Stored data entries:

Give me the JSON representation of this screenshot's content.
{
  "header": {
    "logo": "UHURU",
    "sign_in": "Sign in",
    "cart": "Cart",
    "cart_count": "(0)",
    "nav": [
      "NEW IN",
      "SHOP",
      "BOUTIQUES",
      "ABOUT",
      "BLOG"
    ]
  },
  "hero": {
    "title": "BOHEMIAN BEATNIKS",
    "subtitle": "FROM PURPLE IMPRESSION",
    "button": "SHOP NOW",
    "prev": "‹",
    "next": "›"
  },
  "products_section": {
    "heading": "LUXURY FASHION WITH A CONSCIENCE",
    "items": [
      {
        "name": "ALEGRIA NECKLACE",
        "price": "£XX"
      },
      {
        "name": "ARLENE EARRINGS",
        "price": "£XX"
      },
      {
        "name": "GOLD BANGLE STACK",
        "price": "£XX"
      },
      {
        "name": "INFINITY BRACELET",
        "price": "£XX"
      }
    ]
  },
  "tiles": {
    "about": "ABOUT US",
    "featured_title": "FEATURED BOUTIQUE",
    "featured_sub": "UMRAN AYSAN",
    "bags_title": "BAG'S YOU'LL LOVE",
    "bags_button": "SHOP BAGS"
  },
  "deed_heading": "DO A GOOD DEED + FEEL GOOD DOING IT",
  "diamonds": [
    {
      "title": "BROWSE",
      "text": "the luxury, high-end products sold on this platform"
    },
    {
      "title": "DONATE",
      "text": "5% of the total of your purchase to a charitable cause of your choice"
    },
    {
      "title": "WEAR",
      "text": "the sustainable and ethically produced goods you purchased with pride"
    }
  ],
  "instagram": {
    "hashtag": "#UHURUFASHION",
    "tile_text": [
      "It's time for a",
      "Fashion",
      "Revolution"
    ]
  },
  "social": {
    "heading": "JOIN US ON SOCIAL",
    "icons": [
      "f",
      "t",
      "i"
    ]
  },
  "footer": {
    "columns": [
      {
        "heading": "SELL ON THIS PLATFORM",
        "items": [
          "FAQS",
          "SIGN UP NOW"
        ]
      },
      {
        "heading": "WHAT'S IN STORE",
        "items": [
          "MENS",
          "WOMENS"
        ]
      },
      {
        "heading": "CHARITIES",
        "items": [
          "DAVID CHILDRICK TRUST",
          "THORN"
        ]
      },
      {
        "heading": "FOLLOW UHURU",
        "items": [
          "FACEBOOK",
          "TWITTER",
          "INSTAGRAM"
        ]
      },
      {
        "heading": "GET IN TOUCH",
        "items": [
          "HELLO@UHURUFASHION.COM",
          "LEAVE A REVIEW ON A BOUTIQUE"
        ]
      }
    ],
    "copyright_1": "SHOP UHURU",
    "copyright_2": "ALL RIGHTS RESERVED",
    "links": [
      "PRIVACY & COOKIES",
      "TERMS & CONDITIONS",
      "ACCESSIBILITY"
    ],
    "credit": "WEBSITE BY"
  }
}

Requirement: Pick out every line above that holds the word "SHOP" and copy it.

Answer to this problem:
      "SHOP",
    "button": "SHOP NOW",
    "bags_button": "SHOP BAGS"
    "copyright_1": "SHOP UHURU",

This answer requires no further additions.